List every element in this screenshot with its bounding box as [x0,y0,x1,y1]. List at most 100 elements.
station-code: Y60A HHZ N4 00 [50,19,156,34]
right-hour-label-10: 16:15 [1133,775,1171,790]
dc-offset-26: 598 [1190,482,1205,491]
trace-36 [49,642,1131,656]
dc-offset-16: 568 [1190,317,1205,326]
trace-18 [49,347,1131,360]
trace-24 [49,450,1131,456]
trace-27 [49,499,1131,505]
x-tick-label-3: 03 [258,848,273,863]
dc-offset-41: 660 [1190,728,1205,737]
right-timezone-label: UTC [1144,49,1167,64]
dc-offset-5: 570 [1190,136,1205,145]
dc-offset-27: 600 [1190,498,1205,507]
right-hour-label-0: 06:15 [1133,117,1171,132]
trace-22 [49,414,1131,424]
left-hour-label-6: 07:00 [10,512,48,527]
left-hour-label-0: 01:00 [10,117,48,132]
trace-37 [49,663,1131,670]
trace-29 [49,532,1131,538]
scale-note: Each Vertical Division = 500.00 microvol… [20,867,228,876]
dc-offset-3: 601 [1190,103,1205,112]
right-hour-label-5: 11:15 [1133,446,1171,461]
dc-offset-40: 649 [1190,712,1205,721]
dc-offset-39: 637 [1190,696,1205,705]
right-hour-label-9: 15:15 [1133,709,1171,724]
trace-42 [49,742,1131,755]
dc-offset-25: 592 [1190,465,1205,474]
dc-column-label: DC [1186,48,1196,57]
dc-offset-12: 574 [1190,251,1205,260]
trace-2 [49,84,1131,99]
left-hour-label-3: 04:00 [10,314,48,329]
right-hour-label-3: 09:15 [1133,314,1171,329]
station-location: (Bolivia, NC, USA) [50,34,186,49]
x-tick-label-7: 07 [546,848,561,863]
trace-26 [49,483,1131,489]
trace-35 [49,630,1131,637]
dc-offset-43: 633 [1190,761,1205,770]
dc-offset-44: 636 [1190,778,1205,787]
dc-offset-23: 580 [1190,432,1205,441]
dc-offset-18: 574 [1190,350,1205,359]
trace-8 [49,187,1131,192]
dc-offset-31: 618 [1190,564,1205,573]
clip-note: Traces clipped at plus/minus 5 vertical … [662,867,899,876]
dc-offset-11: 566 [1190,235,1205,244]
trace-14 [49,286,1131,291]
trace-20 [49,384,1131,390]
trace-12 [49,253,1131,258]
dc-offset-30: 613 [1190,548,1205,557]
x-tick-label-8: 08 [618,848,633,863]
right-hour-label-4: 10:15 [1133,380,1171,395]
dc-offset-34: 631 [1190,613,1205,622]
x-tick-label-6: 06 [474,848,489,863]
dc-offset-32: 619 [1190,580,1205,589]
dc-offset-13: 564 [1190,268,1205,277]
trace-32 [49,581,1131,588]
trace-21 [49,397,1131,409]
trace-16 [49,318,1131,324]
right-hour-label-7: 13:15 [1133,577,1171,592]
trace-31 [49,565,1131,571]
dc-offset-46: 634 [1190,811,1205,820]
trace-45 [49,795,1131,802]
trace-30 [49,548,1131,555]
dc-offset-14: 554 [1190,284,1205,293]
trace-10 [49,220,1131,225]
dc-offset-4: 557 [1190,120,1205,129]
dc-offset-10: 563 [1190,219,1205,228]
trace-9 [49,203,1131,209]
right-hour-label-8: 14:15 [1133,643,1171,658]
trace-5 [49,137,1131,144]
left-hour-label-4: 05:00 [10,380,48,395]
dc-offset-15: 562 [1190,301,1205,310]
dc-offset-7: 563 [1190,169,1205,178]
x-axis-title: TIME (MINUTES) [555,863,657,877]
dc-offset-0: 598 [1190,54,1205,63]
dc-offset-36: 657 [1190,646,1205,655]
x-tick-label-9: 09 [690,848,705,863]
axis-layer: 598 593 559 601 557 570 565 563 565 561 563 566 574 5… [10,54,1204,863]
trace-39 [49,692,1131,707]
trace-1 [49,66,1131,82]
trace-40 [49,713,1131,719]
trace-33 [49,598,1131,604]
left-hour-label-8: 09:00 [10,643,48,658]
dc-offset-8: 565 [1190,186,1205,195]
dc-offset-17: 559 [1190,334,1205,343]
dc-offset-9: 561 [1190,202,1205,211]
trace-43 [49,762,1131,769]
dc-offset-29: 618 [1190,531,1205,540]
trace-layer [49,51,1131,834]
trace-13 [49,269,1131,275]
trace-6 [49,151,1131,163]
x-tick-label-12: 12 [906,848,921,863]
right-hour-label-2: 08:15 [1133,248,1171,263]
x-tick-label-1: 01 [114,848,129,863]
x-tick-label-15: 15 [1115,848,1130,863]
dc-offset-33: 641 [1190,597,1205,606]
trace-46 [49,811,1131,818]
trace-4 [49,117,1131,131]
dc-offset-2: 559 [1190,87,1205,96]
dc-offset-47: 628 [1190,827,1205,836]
────────────────
*Task*: Rewrite the listing above as a Markdown table with two columns, Row and Line, giving each line its own numbered row. Leave out any blank lines.

*Reply to the exercise*:
| Row | Line |
|---|---|
| 1 | List every element in this screenshot with its bounding box as [x0,y0,x1,y1]. List at most 100 elements. |
| 2 | station-code: Y60A HHZ N4 00 [50,19,156,34] |
| 3 | right-hour-label-10: 16:15 [1133,775,1171,790] |
| 4 | dc-offset-26: 598 [1190,482,1205,491] |
| 5 | trace-36 [49,642,1131,656] |
| 6 | dc-offset-16: 568 [1190,317,1205,326] |
| 7 | trace-18 [49,347,1131,360] |
| 8 | trace-24 [49,450,1131,456] |
| 9 | trace-27 [49,499,1131,505] |
| 10 | x-tick-label-3: 03 [258,848,273,863] |
| 11 | dc-offset-41: 660 [1190,728,1205,737] |
| 12 | right-timezone-label: UTC [1144,49,1167,64] |
| 13 | dc-offset-5: 570 [1190,136,1205,145] |
| 14 | dc-offset-27: 600 [1190,498,1205,507] |
| 15 | right-hour-label-0: 06:15 [1133,117,1171,132] |
| 16 | trace-22 [49,414,1131,424] |
| 17 | left-hour-label-6: 07:00 [10,512,48,527] |
| 18 | left-hour-label-0: 01:00 [10,117,48,132] |
| 19 | trace-37 [49,663,1131,670] |
| 20 | trace-29 [49,532,1131,538] |
| 21 | scale-note: Each Vertical Division = 500.00 microvol… [20,867,228,876] |
| 22 | dc-offset-3: 601 [1190,103,1205,112] |
| 23 | right-hour-label-5: 11:15 [1133,446,1171,461] |
| 24 | dc-offset-40: 649 [1190,712,1205,721] |
| 25 | dc-offset-39: 637 [1190,696,1205,705] |
| 26 | right-hour-label-9: 15:15 [1133,709,1171,724] |
| 27 | trace-42 [49,742,1131,755] |
| 28 | dc-offset-25: 592 [1190,465,1205,474] |
| 29 | dc-column-label: DC [1186,48,1196,57] |
| 30 | dc-offset-12: 574 [1190,251,1205,260] |
| 31 | trace-2 [49,84,1131,99] |
| 32 | left-hour-label-3: 04:00 [10,314,48,329] |
| 33 | right-hour-label-3: 09:15 [1133,314,1171,329] |
| 34 | station-location: (Bolivia, NC, USA) [50,34,186,49] |
| 35 | x-tick-label-7: 07 [546,848,561,863] |
| 36 | trace-26 [49,483,1131,489] |
| 37 | trace-35 [49,630,1131,637] |
| 38 | dc-offset-43: 633 [1190,761,1205,770] |
| 39 | dc-offset-44: 636 [1190,778,1205,787] |
| 40 | dc-offset-23: 580 [1190,432,1205,441] |
| 41 | dc-offset-18: 574 [1190,350,1205,359] |
| 42 | trace-8 [49,187,1131,192] |
| 43 | dc-offset-31: 618 [1190,564,1205,573] |
| 44 | clip-note: Traces clipped at plus/minus 5 vertical … [662,867,899,876] |
| 45 | dc-offset-11: 566 [1190,235,1205,244] |
| 46 | trace-14 [49,286,1131,291] |
| 47 | trace-20 [49,384,1131,390] |
| 48 | trace-12 [49,253,1131,258] |
| 49 | dc-offset-30: 613 [1190,548,1205,557] |
| 50 | x-tick-label-8: 08 [618,848,633,863] |
| 51 | right-hour-label-4: 10:15 [1133,380,1171,395] |
| 52 | dc-offset-34: 631 [1190,613,1205,622] |
| 53 | x-tick-label-6: 06 [474,848,489,863] |
| 54 | dc-offset-32: 619 [1190,580,1205,589] |
| 55 | dc-offset-13: 564 [1190,268,1205,277] |
| 56 | trace-32 [49,581,1131,588] |
| 57 | trace-21 [49,397,1131,409] |
| 58 | trace-16 [49,318,1131,324] |
| 59 | right-hour-label-7: 13:15 [1133,577,1171,592] |
| 60 | trace-31 [49,565,1131,571] |
| 61 | dc-offset-46: 634 [1190,811,1205,820] |
| 62 | trace-45 [49,795,1131,802] |
| 63 | trace-30 [49,548,1131,555] |
| 64 | dc-offset-14: 554 [1190,284,1205,293] |
| 65 | trace-10 [49,220,1131,225] |
| 66 | dc-offset-4: 557 [1190,120,1205,129] |
| 67 | dc-offset-10: 563 [1190,219,1205,228] |
| 68 | trace-9 [49,203,1131,209] |
| 69 | right-hour-label-8: 14:15 [1133,643,1171,658] |
| 70 | trace-5 [49,137,1131,144] |
| 71 | left-hour-label-4: 05:00 [10,380,48,395] |
| 72 | dc-offset-15: 562 [1190,301,1205,310] |
| 73 | dc-offset-7: 563 [1190,169,1205,178] |
| 74 | x-axis-title: TIME (MINUTES) [555,863,657,877] |
| 75 | dc-offset-0: 598 [1190,54,1205,63] |
| 76 | dc-offset-36: 657 [1190,646,1205,655] |
| 77 | x-tick-label-9: 09 [690,848,705,863] |
| 78 | axis-layer: 598 593 559 601 557 570 565 563 565 561 563 566 574 5… [10,54,1204,863] |
| 79 | trace-39 [49,692,1131,707] |
| 80 | trace-1 [49,66,1131,82] |
| 81 | trace-40 [49,713,1131,719] |
| 82 | trace-33 [49,598,1131,604] |
| 83 | left-hour-label-8: 09:00 [10,643,48,658] |
| 84 | dc-offset-8: 565 [1190,186,1205,195] |
| 85 | dc-offset-17: 559 [1190,334,1205,343] |
| 86 | dc-offset-9: 561 [1190,202,1205,211] |
| 87 | trace-43 [49,762,1131,769] |
| 88 | dc-offset-29: 618 [1190,531,1205,540] |
| 89 | trace-layer [49,51,1131,834] |
| 90 | trace-13 [49,269,1131,275] |
| 91 | trace-6 [49,151,1131,163] |
| 92 | x-tick-label-12: 12 [906,848,921,863] |
| 93 | right-hour-label-2: 08:15 [1133,248,1171,263] |
| 94 | x-tick-label-1: 01 [114,848,129,863] |
| 95 | x-tick-label-15: 15 [1115,848,1130,863] |
| 96 | dc-offset-33: 641 [1190,597,1205,606] |
| 97 | trace-46 [49,811,1131,818] |
| 98 | trace-4 [49,117,1131,131] |
| 99 | dc-offset-2: 559 [1190,87,1205,96] |
| 100 | dc-offset-47: 628 [1190,827,1205,836] |